● **WHAT YOU ARE ASKED TO DO**: Copy every entry word for word. Skip the pictures.

Dataset entries on figures:

╭──

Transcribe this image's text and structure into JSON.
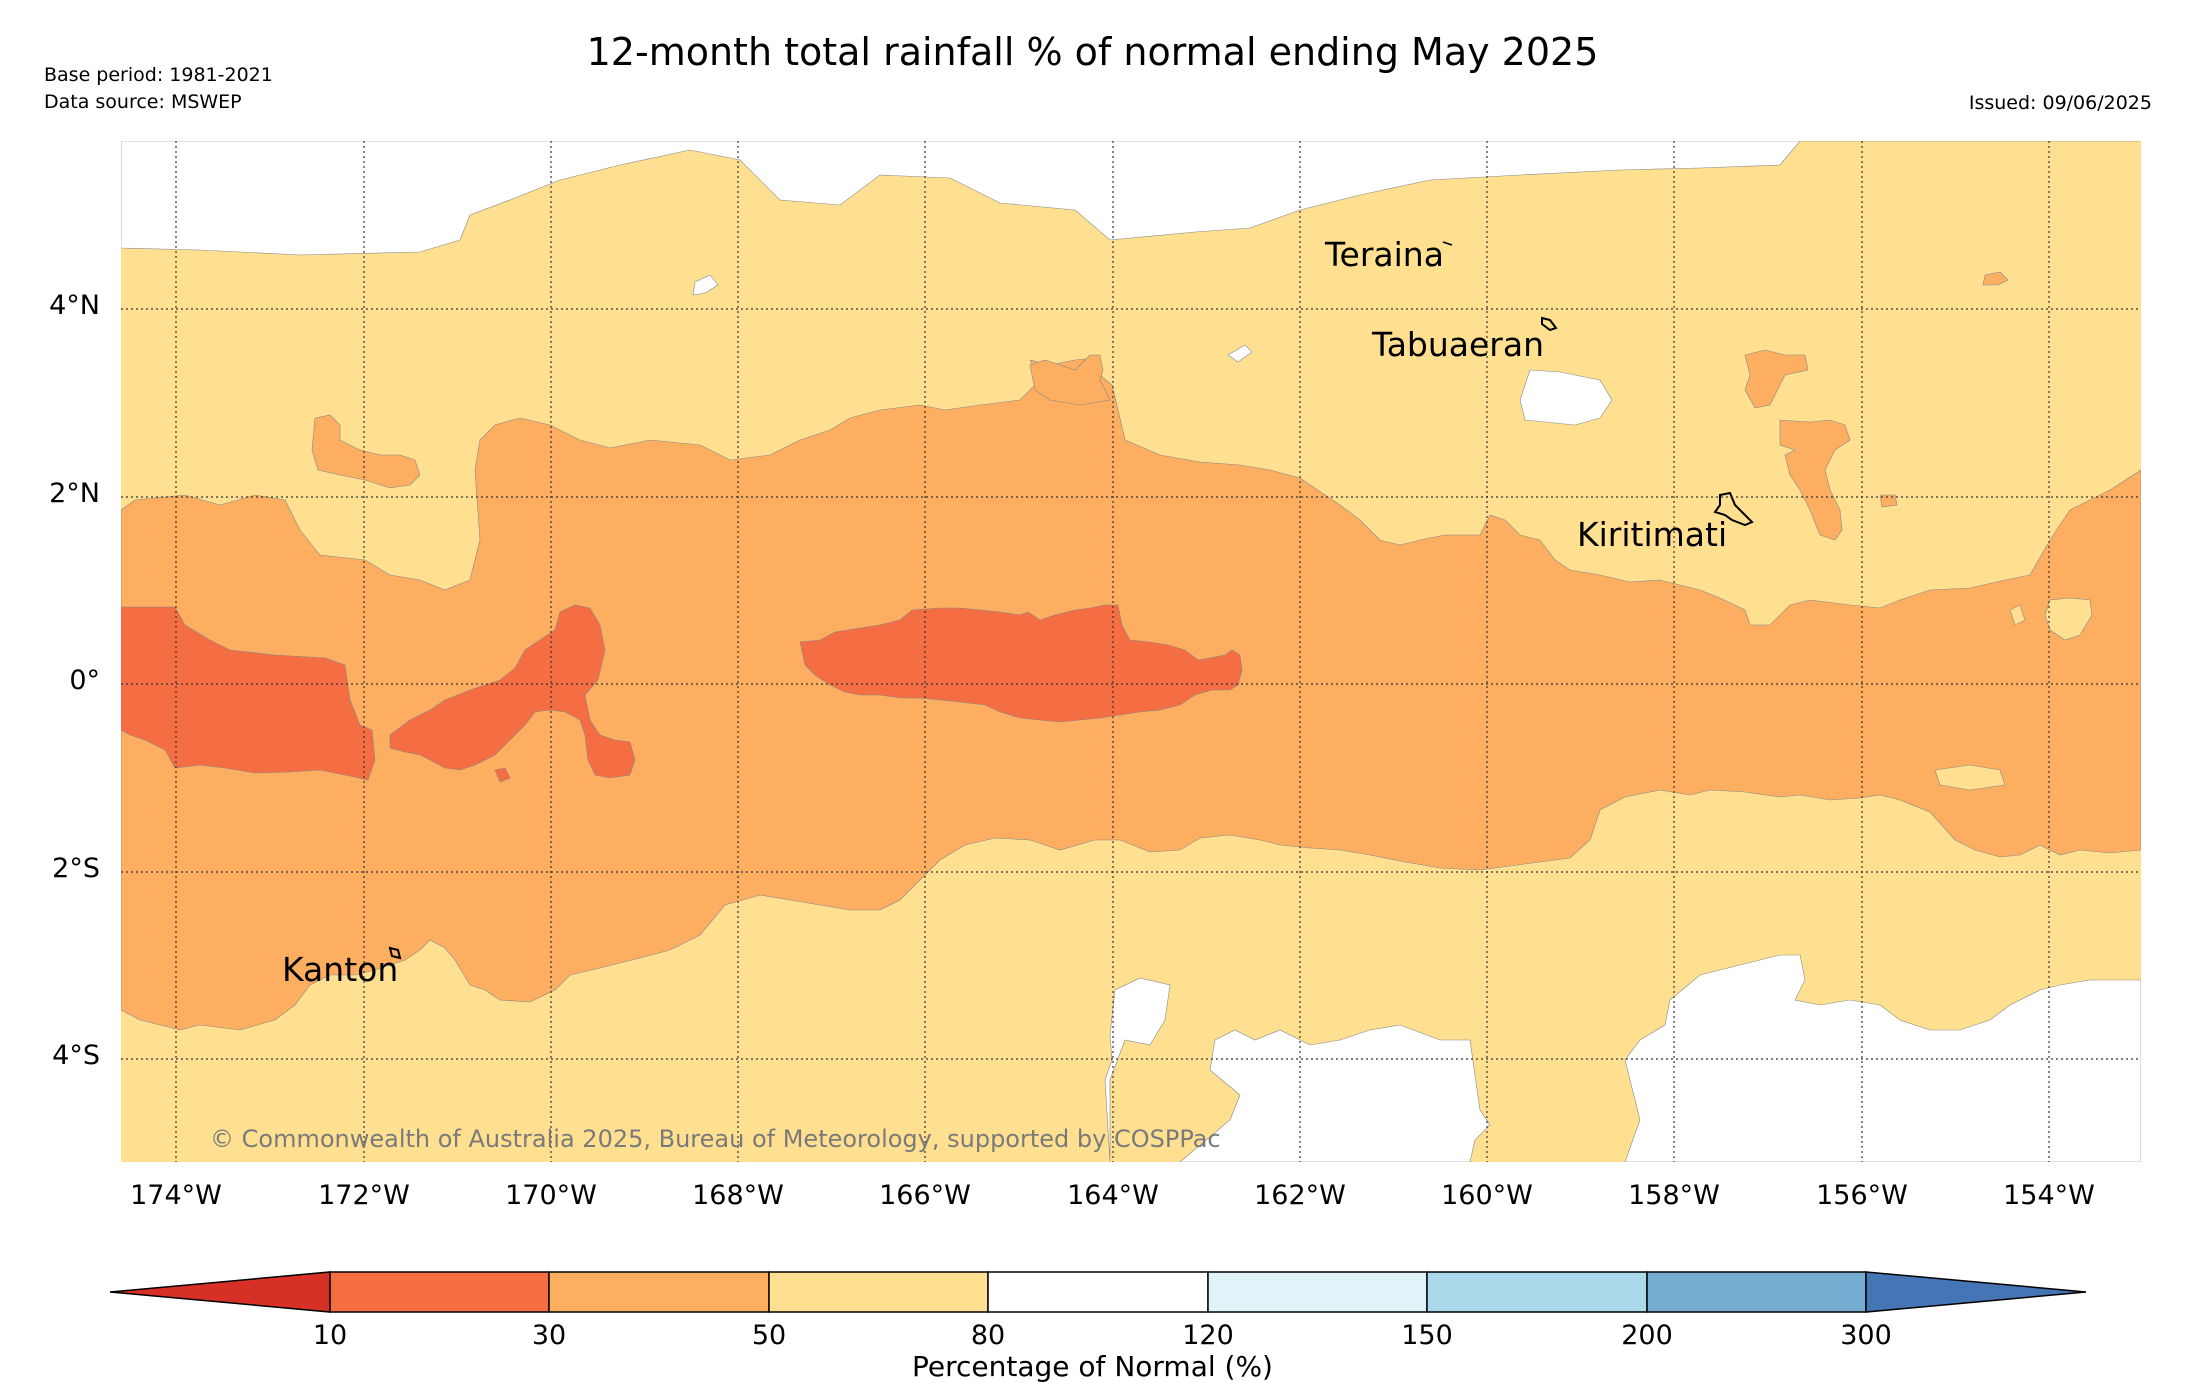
{
  "title": "12-month total rainfall % of normal ending May 2025",
  "meta": {
    "base_period": "Base period: 1981-2021",
    "data_source": "Data source: MSWEP",
    "issued": "Issued: 09/06/2025"
  },
  "axes": {
    "latitudes": [
      "4°N",
      "2°N",
      "0°",
      "2°S",
      "4°S"
    ],
    "longitudes": [
      "174°W",
      "172°W",
      "170°W",
      "168°W",
      "166°W",
      "164°W",
      "162°W",
      "160°W",
      "158°W",
      "156°W",
      "154°W"
    ]
  },
  "places": {
    "teraina": "Teraina",
    "tabuaeran": "Tabuaeran",
    "kiritimati": "Kiritimati",
    "kanton": "Kanton"
  },
  "copyright": "© Commonwealth of Australia 2025, Bureau of Meteorology, supported by COSPPac",
  "colorbar": {
    "label": "Percentage of Normal (%)",
    "ticks": [
      "10",
      "30",
      "50",
      "80",
      "120",
      "150",
      "200",
      "300"
    ],
    "colors": {
      "under_10": "#d73027",
      "10_30": "#f46d43",
      "30_50": "#fdae61",
      "50_80": "#fee090",
      "80_120": "#ffffff",
      "120_150": "#e0f3f8",
      "150_200": "#abd9e9",
      "200_300": "#74add1",
      "over_300": "#4575b4"
    }
  }
}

╰──

● **CORRECT RESPONSE**:
Transcribe this image's text and structure into JSON.
{
  "title": "12-month total rainfall % of normal ending May 2025",
  "meta": {
    "base_period": "Base period: 1981-2021",
    "data_source": "Data source: MSWEP",
    "issued": "Issued: 09/06/2025"
  },
  "axes": {
    "latitudes": [
      "4°N",
      "2°N",
      "0°",
      "2°S",
      "4°S"
    ],
    "longitudes": [
      "174°W",
      "172°W",
      "170°W",
      "168°W",
      "166°W",
      "164°W",
      "162°W",
      "160°W",
      "158°W",
      "156°W",
      "154°W"
    ]
  },
  "places": {
    "teraina": "Teraina",
    "tabuaeran": "Tabuaeran",
    "kiritimati": "Kiritimati",
    "kanton": "Kanton"
  },
  "copyright": "© Commonwealth of Australia 2025, Bureau of Meteorology, supported by COSPPac",
  "colorbar": {
    "label": "Percentage of Normal (%)",
    "ticks": [
      "10",
      "30",
      "50",
      "80",
      "120",
      "150",
      "200",
      "300"
    ],
    "colors": {
      "under_10": "#d73027",
      "10_30": "#f46d43",
      "30_50": "#fdae61",
      "50_80": "#fee090",
      "80_120": "#ffffff",
      "120_150": "#e0f3f8",
      "150_200": "#abd9e9",
      "200_300": "#74add1",
      "over_300": "#4575b4"
    }
  }
}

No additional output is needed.